[begin RECORDS FOR THIS EXERCISE]
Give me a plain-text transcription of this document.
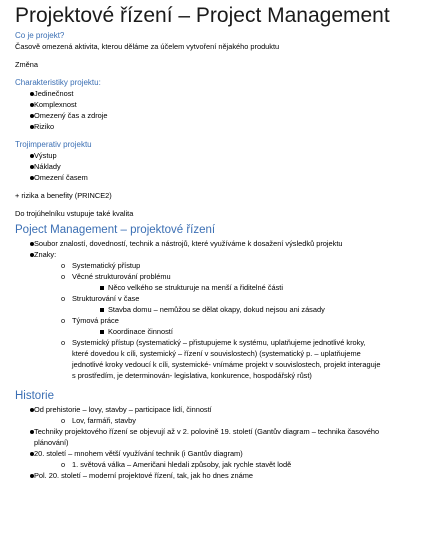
Projektové řízení – Project Management
Co je projekt?
Časově omezená aktivita, kterou děláme za účelem vytvoření nějakého produktu
Změna
Charakteristiky projektu:
Jedinečnost
Komplexnost
Omezený čas a zdroje
Riziko
Trojimperativ projektu
Výstup
Náklady
Omezení časem
+ rizika a benefity (PRINCE2)
Do trojúhelníku vstupuje také kvalita
Poject Management – projektové řízení
Soubor znalostí, dovedností, technik a nástrojů, které využíváme k dosažení výsledků projektu
Znaky:
o Systematický přístup
o Věcné strukturování problému
Něco velkého se strukturuje na menší a řiditelné části
o Strukturování v čase
Stavba domu – nemůžou se dělat okapy, dokud nejsou ani zásady
o Týmová práce
Koordinace činností
o Systemický přístup (systematický – přistupujeme k systému, uplatňujeme jednotlivé kroky, které dovedou k cíli, systemický – řízení v souvislostech) (systematický p. – uplatňujeme jednotlivé kroky vedoucí k cíli, systemické- vnímáme projekt v souvislostech, projekt interaguje s prostředím, je determinován- legislativa, konkurence, hospodářský růst)
Historie
Od prehistorie – lovy, stavby – participace lidí, činností
o Lov, farmáři, stavby
Techniky projektového řízení se objevují až v 2. polovině 19. století (Gantův diagram – technika časového plánování)
20. století – mnohem větší využívání technik (i Gantův diagram)
o 1. světová válka – Američani hledali způsoby, jak rychle stavět lodě
Pol. 20. století – moderní projektové řízení, tak, jak ho dnes známe
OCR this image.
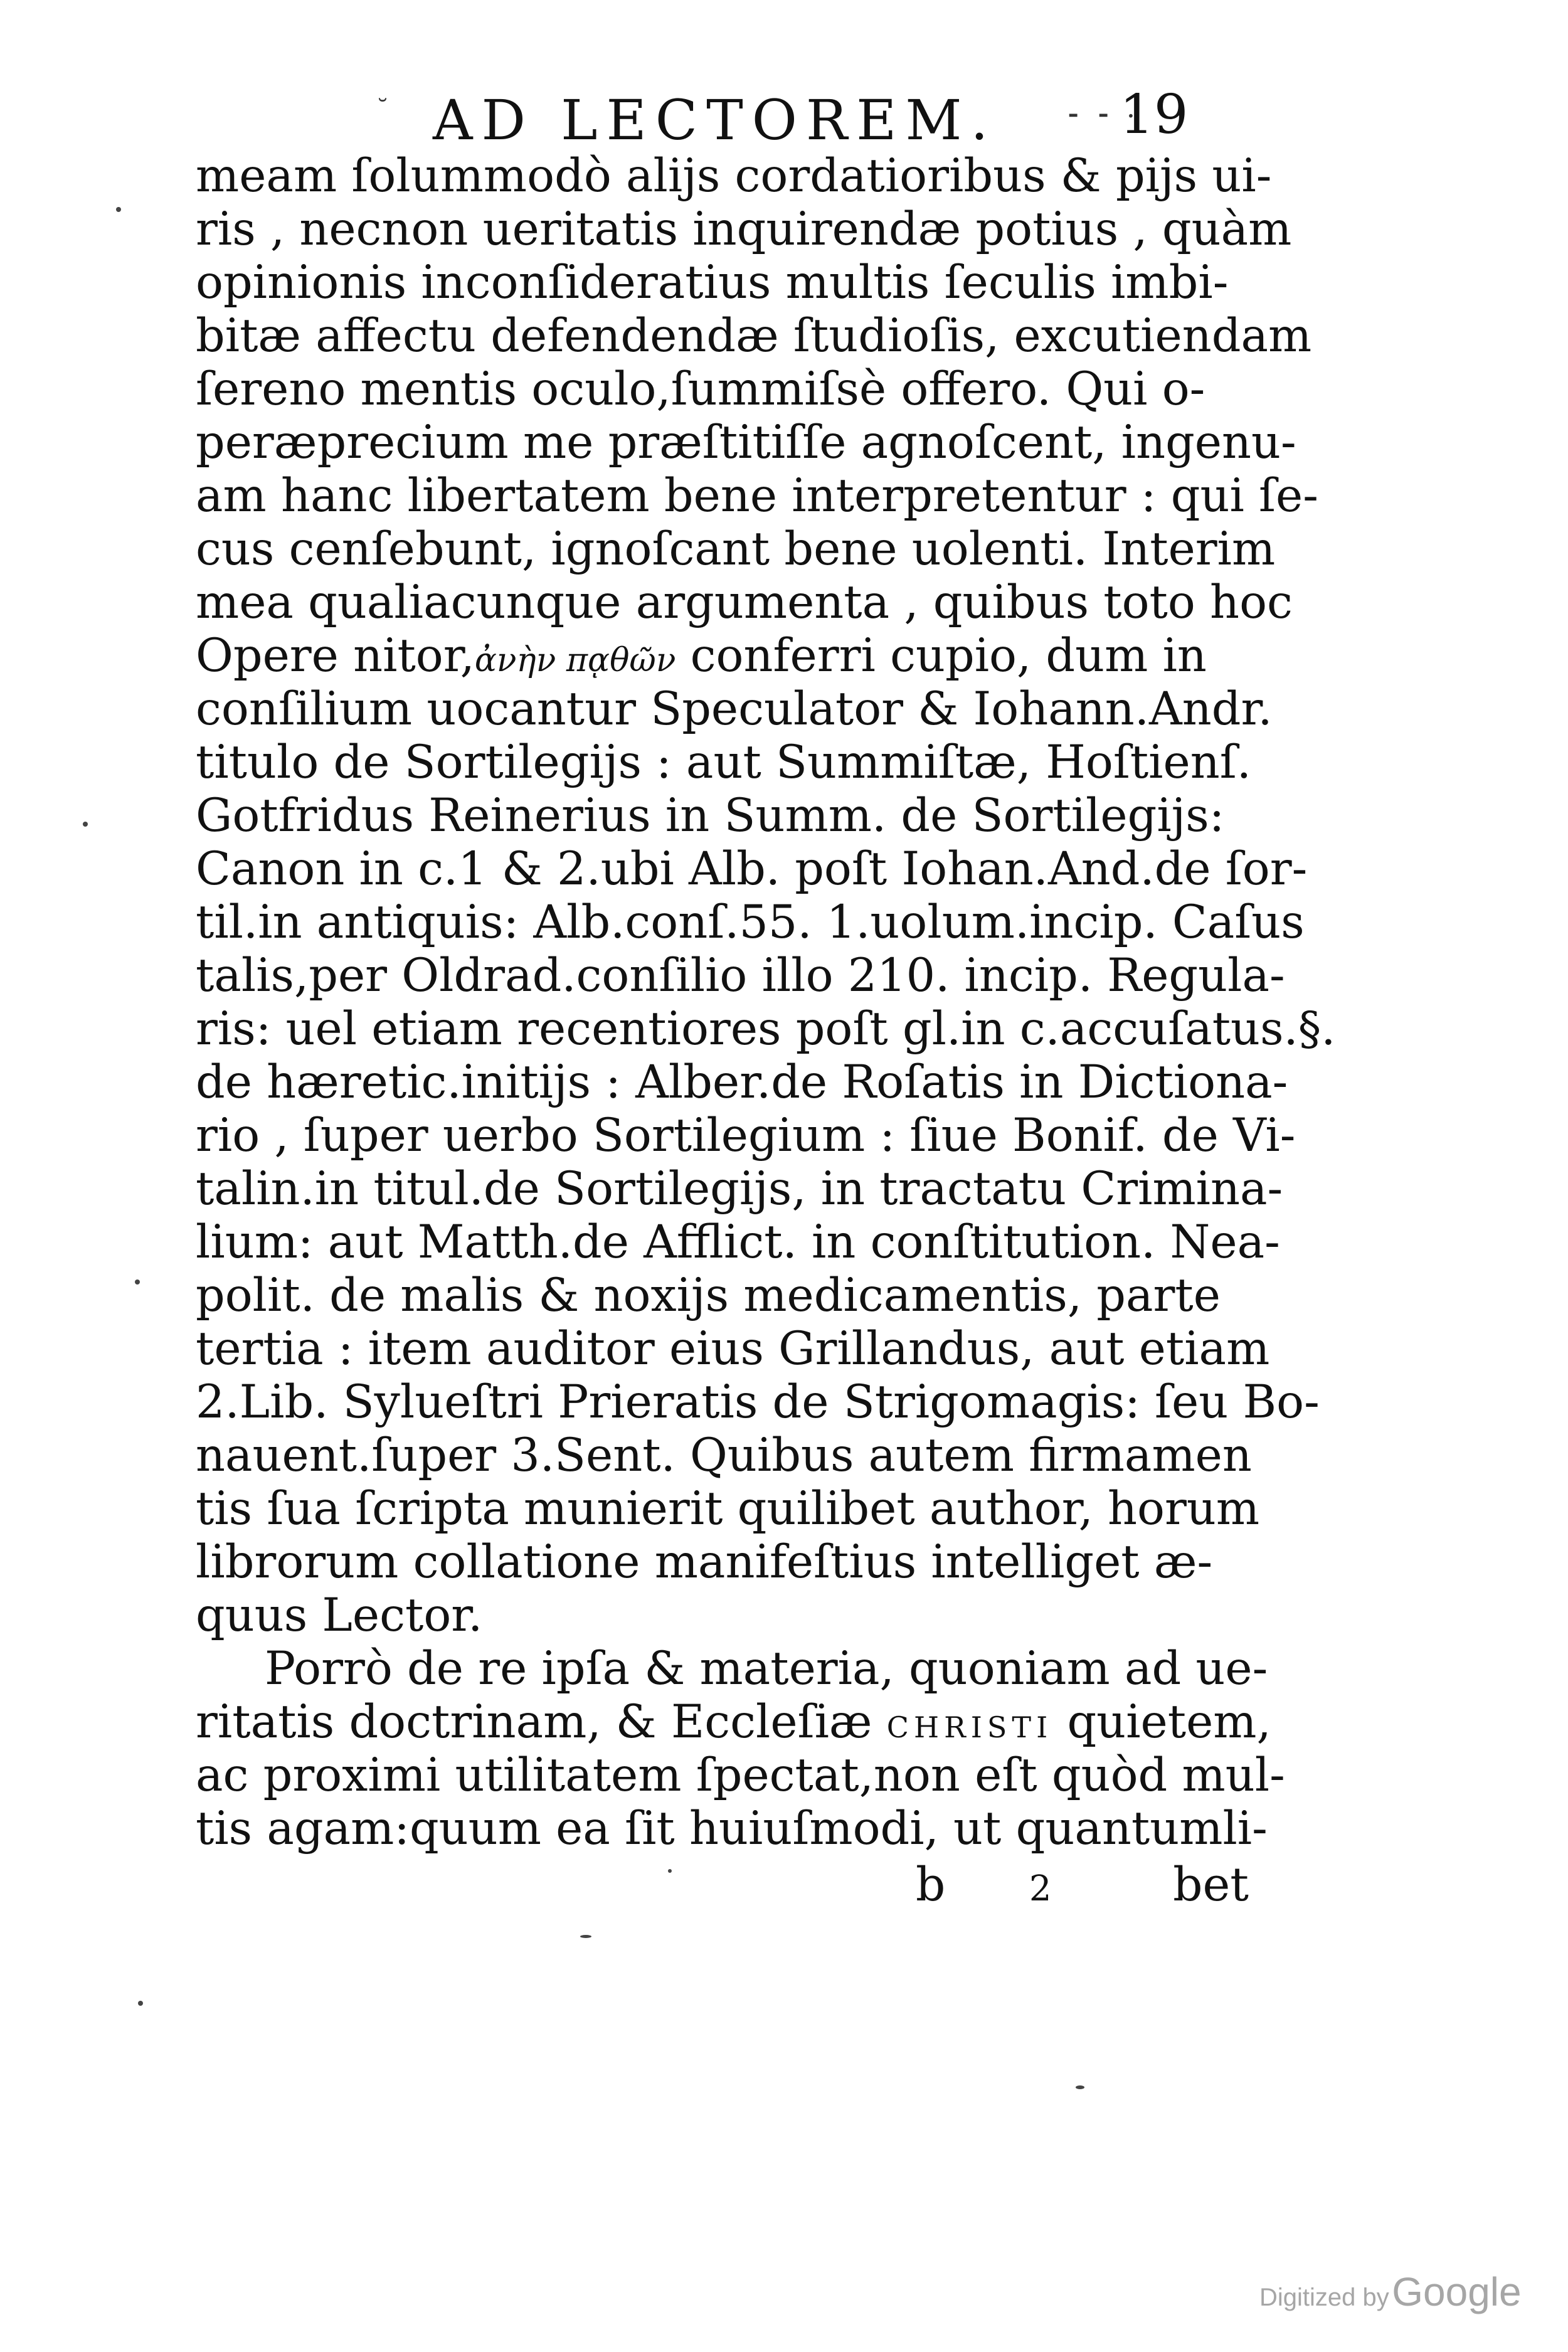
˘ AD LECTOREM.	⁃ ⁃ ·
19
meam ſolummodò alijs cordatioribus & pijs ui-
ris , necnon ueritatis inquirendæ potius , quàm
opinionis inconſideratius multis ſeculis imbi-
bitæ affectu defendendæ ſtudioſis, excutiendam
ſereno mentis oculo,ſummiſsè offero. Qui o-
peræprecium me præſtitiſſe agnoſcent, ingenu-
am hanc libertatem bene interpretentur : qui ſe-
cus cenſebunt, ignoſcant bene uolenti. Interim
mea qualiacunque argumenta , quibus toto hoc
Opere nitor,ἀνὴν πᾳθῶν conferri cupio, dum in
conſilium uocantur Speculator & Iohann.Andr.
titulo de Sortilegijs : aut Summiſtæ, Hoſtienſ.
Gotfridus Reinerius in Summ. de Sortilegijs:
Canon in c.1 & 2.ubi Alb. poſt Iohan.And.de ſor-
til.in antiquis: Alb.conſ.55. 1.uolum.incip. Caſus
talis,per Oldrad.conſilio illo 210. incip. Regula-
ris: uel etiam recentiores poſt gl.in c.accuſatus.§.
de hæretic.initijs : Alber.de Roſatis in Dictiona-
rio , ſuper uerbo Sortilegium : ſiue Bonif. de Vi-
talin.in titul.de Sortilegijs, in tractatu Crimina-
lium: aut Matth.de Afflict. in conſtitution. Nea-
polit. de malis & noxijs medicamentis, parte
tertia : item auditor eius Grillandus, aut etiam
2.Lib. Sylueſtri Prieratis de Strigomagis: ſeu Bo-
nauent.ſuper 3.Sent. Quibus autem firmamen
tis ſua ſcripta munierit quilibet author, horum
librorum collatione manifeſtius intelliget æ-
quus Lector.
Porrò de re ipſa & materia, quoniam ad ue-
ritatis doctrinam, & Eccleſiæ CHRISTI quietem,
ac proximi utilitatem ſpectat,non eſt quòd mul-
tis agam:quum ea ſit huiuſmodi, ut quantumli-
b 2	bet
Digitized by Google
[end RECORDS FOR THIS EXERCISE]
PROBLEM TO SOLVE
Using the material above, retype each entry exactly and omit the pictures.

EXPECTED ANSWER
Give me a plain-text transcription of this document.
Projektové řízení – Project Management
Co je projekt?
Časově omezená aktivita, kterou děláme za účelem vytvoření nějakého produktu
Změna
Charakteristiky projektu:
Jedinečnost
Komplexnost
Omezený čas a zdroje
Riziko
Trojimperativ projektu
Výstup
Náklady
Omezení časem
+ rizika a benefity (PRINCE2)
Do trojúhelníku vstupuje také kvalita
Poject Management – projektové řízení
Soubor znalostí, dovedností, technik a nástrojů, které využíváme k dosažení výsledků projektu
Znaky:
o Systematický přístup
o Věcné strukturování problému
Něco velkého se strukturuje na menší a řiditelné části
o Strukturování v čase
Stavba domu – nemůžou se dělat okapy, dokud nejsou ani zásady
o Týmová práce
Koordinace činností
o Systemický přístup (systematický – přistupujeme k systému, uplatňujeme jednotlivé kroky, které dovedou k cíli, systemický – řízení v souvislostech) (systematický p. – uplatňujeme jednotlivé kroky vedoucí k cíli, systemické- vnímáme projekt v souvislostech, projekt interaguje s prostředím, je determinován- legislativa, konkurence, hospodářský růst)
Historie
Od prehistorie – lovy, stavby – participace lidí, činností
o Lov, farmáři, stavby
Techniky projektového řízení se objevují až v 2. polovině 19. století (Gantův diagram – technika časového plánování)
20. století – mnohem větší využívání technik (i Gantův diagram)
o 1. světová válka – Američani hledali způsoby, jak rychle stavět lodě
Pol. 20. století – moderní projektové řízení, tak, jak ho dnes známe
OCR this image.
˘ AD LECTOREM.	⁃ ⁃ ·
19
meam ſolummodò alijs cordatioribus & pijs ui-
ris , necnon ueritatis inquirendæ potius , quàm
opinionis inconſideratius multis ſeculis imbi-
bitæ affectu defendendæ ſtudioſis, excutiendam
ſereno mentis oculo,ſummiſsè offero. Qui o-
peræprecium me præſtitiſſe agnoſcent, ingenu-
am hanc libertatem bene interpretentur : qui ſe-
cus cenſebunt, ignoſcant bene uolenti. Interim
mea qualiacunque argumenta , quibus toto hoc
Opere nitor,ἀνὴν πᾳθῶν conferri cupio, dum in
conſilium uocantur Speculator & Iohann.Andr.
titulo de Sortilegijs : aut Summiſtæ, Hoſtienſ.
Gotfridus Reinerius in Summ. de Sortilegijs:
Canon in c.1 & 2.ubi Alb. poſt Iohan.And.de ſor-
til.in antiquis: Alb.conſ.55. 1.uolum.incip. Caſus
talis,per Oldrad.conſilio illo 210. incip. Regula-
ris: uel etiam recentiores poſt gl.in c.accuſatus.§.
de hæretic.initijs : Alber.de Roſatis in Dictiona-
rio , ſuper uerbo Sortilegium : ſiue Bonif. de Vi-
talin.in titul.de Sortilegijs, in tractatu Crimina-
lium: aut Matth.de Afflict. in conſtitution. Nea-
polit. de malis & noxijs medicamentis, parte
tertia : item auditor eius Grillandus, aut etiam
2.Lib. Sylueſtri Prieratis de Strigomagis: ſeu Bo-
nauent.ſuper 3.Sent. Quibus autem firmamen
tis ſua ſcripta munierit quilibet author, horum
librorum collatione manifeſtius intelliget æ-
quus Lector.
Porrò de re ipſa & materia, quoniam ad ue-
ritatis doctrinam, & Eccleſiæ CHRISTI quietem,
ac proximi utilitatem ſpectat,non eſt quòd mul-
tis agam:quum ea ſit huiuſmodi, ut quantumli-
b 2	bet
Digitized by Google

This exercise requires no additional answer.